## Start Data entries

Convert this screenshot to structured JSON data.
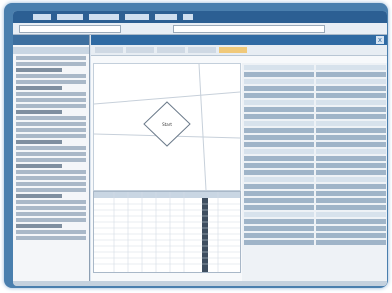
{
  "window": {
    "close_label": "x"
  },
  "diagram": {
    "node_label": "Start"
  },
  "accent_colors": {
    "titlebar": "#2f6aa3",
    "active_tab": "#f0c97a",
    "frame": "#4a7fae"
  }
}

## End Data entries

**What you need to do:** Write out each line again precisely as it appears, skipping every picture.

**Answer to this task:**
Convert this screenshot to structured JSON data.
{
  "window": {
    "close_label": "x"
  },
  "diagram": {
    "node_label": "Start"
  },
  "accent_colors": {
    "titlebar": "#2f6aa3",
    "active_tab": "#f0c97a",
    "frame": "#4a7fae"
  }
}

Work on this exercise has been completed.